Leave out the pictures and repeat every record exactly.

.....

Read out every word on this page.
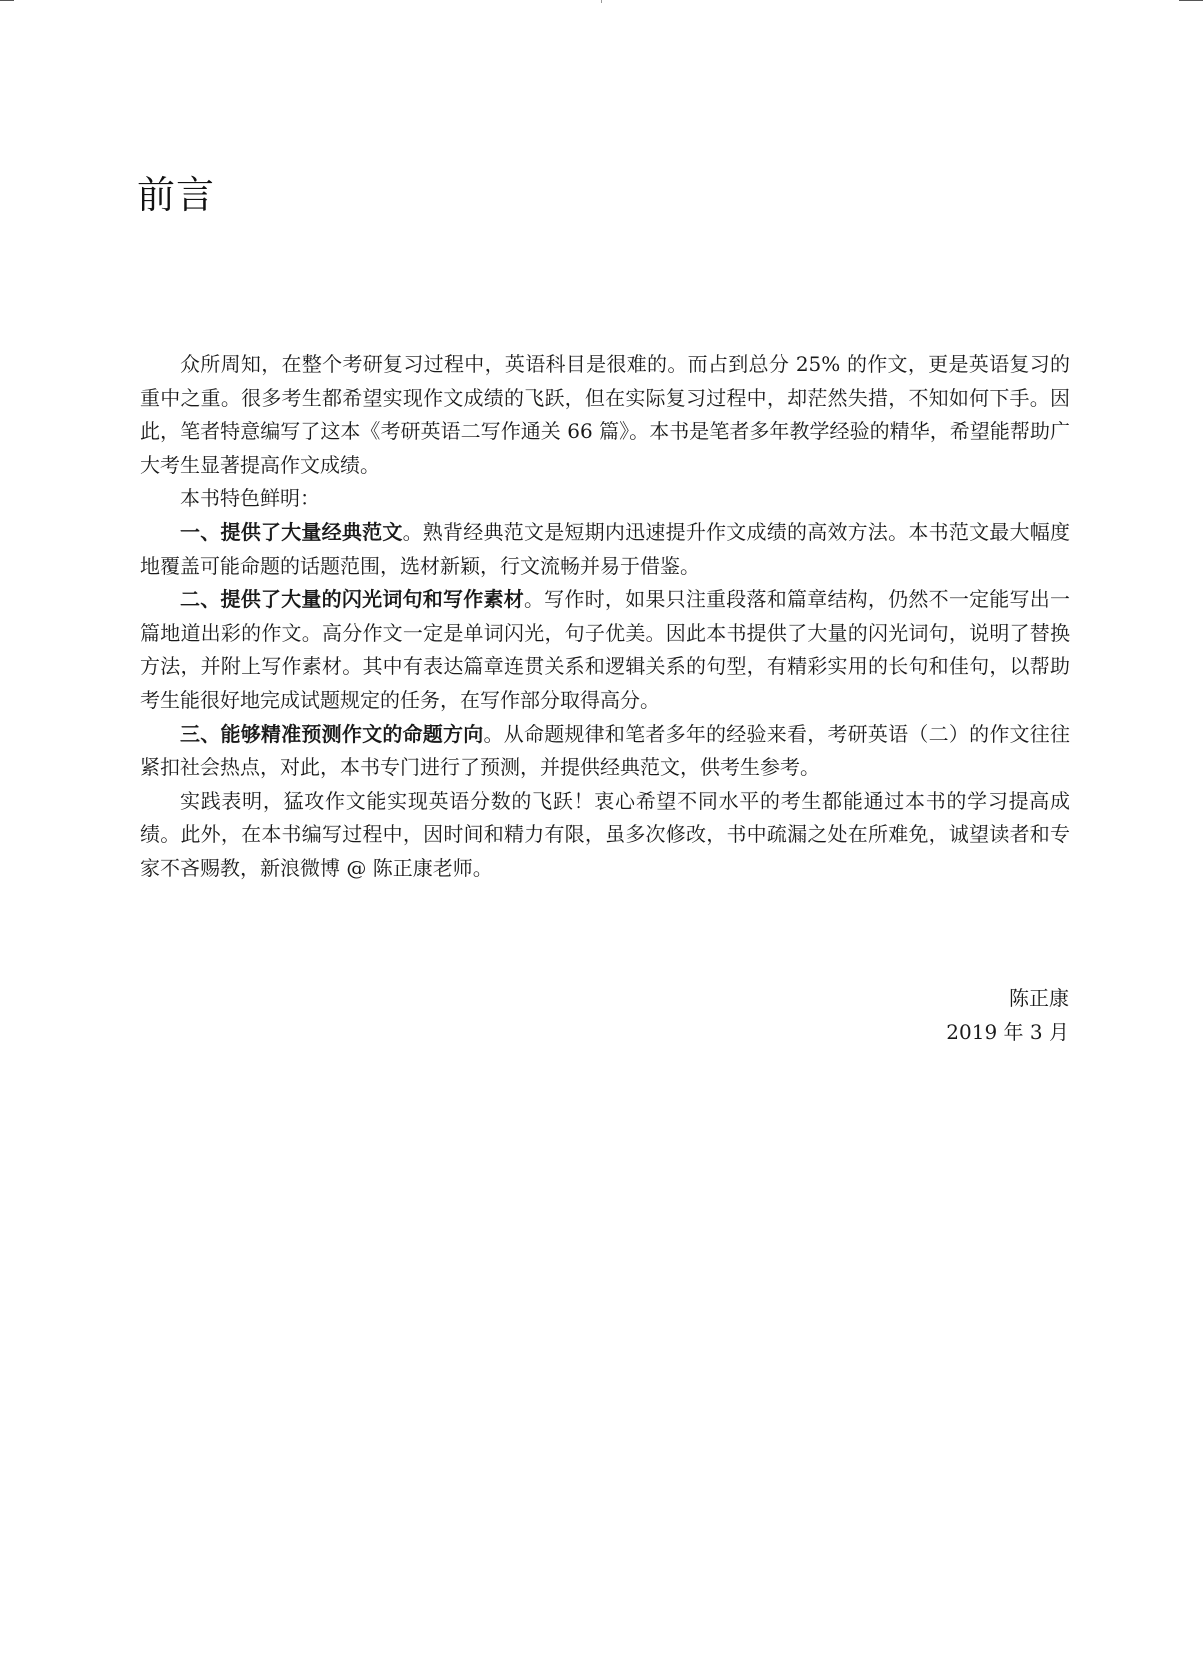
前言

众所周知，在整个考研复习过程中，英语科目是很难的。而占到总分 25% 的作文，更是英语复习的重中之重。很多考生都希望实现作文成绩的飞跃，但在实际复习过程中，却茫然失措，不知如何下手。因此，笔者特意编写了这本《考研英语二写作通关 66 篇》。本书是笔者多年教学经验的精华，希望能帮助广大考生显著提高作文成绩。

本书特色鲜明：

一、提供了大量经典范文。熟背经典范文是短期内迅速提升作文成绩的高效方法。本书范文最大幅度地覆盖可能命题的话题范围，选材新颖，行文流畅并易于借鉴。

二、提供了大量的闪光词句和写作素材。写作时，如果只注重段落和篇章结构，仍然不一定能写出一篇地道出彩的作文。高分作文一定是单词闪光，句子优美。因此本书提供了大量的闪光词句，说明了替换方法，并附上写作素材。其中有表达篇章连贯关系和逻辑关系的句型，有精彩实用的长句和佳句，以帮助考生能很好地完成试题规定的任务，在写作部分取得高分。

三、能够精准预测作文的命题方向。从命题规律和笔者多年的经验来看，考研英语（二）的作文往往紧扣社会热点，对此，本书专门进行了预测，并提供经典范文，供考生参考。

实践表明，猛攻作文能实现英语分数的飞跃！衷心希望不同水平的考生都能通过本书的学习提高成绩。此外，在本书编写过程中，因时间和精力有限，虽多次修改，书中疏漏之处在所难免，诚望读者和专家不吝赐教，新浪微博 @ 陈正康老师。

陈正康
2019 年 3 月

.....

Answer to this problem
Read out every word on this page.
前言

众所周知，在整个考研复习过程中，英语科目是很难的。而占到总分 25% 的作文，更是英语复习的重中之重。很多考生都希望实现作文成绩的飞跃，但在实际复习过程中，却茫然失措，不知如何下手。因此，笔者特意编写了这本《考研英语二写作通关 66 篇》。本书是笔者多年教学经验的精华，希望能帮助广大考生显著提高作文成绩。

本书特色鲜明：

一、提供了大量经典范文。熟背经典范文是短期内迅速提升作文成绩的高效方法。本书范文最大幅度地覆盖可能命题的话题范围，选材新颖，行文流畅并易于借鉴。

二、提供了大量的闪光词句和写作素材。写作时，如果只注重段落和篇章结构，仍然不一定能写出一篇地道出彩的作文。高分作文一定是单词闪光，句子优美。因此本书提供了大量的闪光词句，说明了替换方法，并附上写作素材。其中有表达篇章连贯关系和逻辑关系的句型，有精彩实用的长句和佳句，以帮助考生能很好地完成试题规定的任务，在写作部分取得高分。

三、能够精准预测作文的命题方向。从命题规律和笔者多年的经验来看，考研英语（二）的作文往往紧扣社会热点，对此，本书专门进行了预测，并提供经典范文，供考生参考。

实践表明，猛攻作文能实现英语分数的飞跃！衷心希望不同水平的考生都能通过本书的学习提高成绩。此外，在本书编写过程中，因时间和精力有限，虽多次修改，书中疏漏之处在所难免，诚望读者和专家不吝赐教，新浪微博 @ 陈正康老师。

陈正康
2019 年 3 月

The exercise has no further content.